▶ **Given request**
Quote the data below in full, please, without altering anything.

[START Provided data]

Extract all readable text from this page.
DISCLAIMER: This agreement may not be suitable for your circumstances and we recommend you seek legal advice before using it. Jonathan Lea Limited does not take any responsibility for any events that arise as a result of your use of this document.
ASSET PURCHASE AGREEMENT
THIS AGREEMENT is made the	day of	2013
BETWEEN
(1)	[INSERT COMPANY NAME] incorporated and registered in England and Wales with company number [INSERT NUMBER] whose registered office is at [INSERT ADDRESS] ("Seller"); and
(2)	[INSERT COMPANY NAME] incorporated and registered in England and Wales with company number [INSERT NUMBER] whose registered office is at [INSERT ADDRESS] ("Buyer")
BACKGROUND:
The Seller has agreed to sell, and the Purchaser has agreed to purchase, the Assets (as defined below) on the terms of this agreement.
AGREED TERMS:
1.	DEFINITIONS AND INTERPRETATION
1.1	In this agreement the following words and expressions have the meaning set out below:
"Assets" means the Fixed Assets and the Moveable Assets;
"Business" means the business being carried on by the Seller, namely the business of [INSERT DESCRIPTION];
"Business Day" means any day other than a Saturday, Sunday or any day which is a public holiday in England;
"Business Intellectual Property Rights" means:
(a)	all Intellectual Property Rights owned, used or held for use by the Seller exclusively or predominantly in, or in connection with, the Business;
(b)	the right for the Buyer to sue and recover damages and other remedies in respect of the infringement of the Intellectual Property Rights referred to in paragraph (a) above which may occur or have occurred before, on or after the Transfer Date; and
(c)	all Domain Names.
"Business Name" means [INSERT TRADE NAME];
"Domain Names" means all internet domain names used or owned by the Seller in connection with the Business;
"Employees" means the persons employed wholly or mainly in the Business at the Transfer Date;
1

[END Provided data]

▶ **Full answer**
Extract all readable text from this page.
DISCLAIMER: This agreement may not be suitable for your circumstances and we recommend you seek legal advice before using it. Jonathan Lea Limited does not take any responsibility for any events that arise as a result of your use of this document.
ASSET PURCHASE AGREEMENT
THIS AGREEMENT is made the	day of	2013
BETWEEN
(1)	[INSERT COMPANY NAME] incorporated and registered in England and Wales with company number [INSERT NUMBER] whose registered office is at [INSERT ADDRESS] ("Seller"); and
(2)	[INSERT COMPANY NAME] incorporated and registered in England and Wales with company number [INSERT NUMBER] whose registered office is at [INSERT ADDRESS] ("Buyer")
BACKGROUND:
The Seller has agreed to sell, and the Purchaser has agreed to purchase, the Assets (as defined below) on the terms of this agreement.
AGREED TERMS:
1.	DEFINITIONS AND INTERPRETATION
1.1	In this agreement the following words and expressions have the meaning set out below:
"Assets" means the Fixed Assets and the Moveable Assets;
"Business" means the business being carried on by the Seller, namely the business of [INSERT DESCRIPTION];
"Business Day" means any day other than a Saturday, Sunday or any day which is a public holiday in England;
"Business Intellectual Property Rights" means:
(a)	all Intellectual Property Rights owned, used or held for use by the Seller exclusively or predominantly in, or in connection with, the Business;
(b)	the right for the Buyer to sue and recover damages and other remedies in respect of the infringement of the Intellectual Property Rights referred to in paragraph (a) above which may occur or have occurred before, on or after the Transfer Date; and
(c)	all Domain Names.
"Business Name" means [INSERT TRADE NAME];
"Domain Names" means all internet domain names used or owned by the Seller in connection with the Business;
"Employees" means the persons employed wholly or mainly in the Business at the Transfer Date;
1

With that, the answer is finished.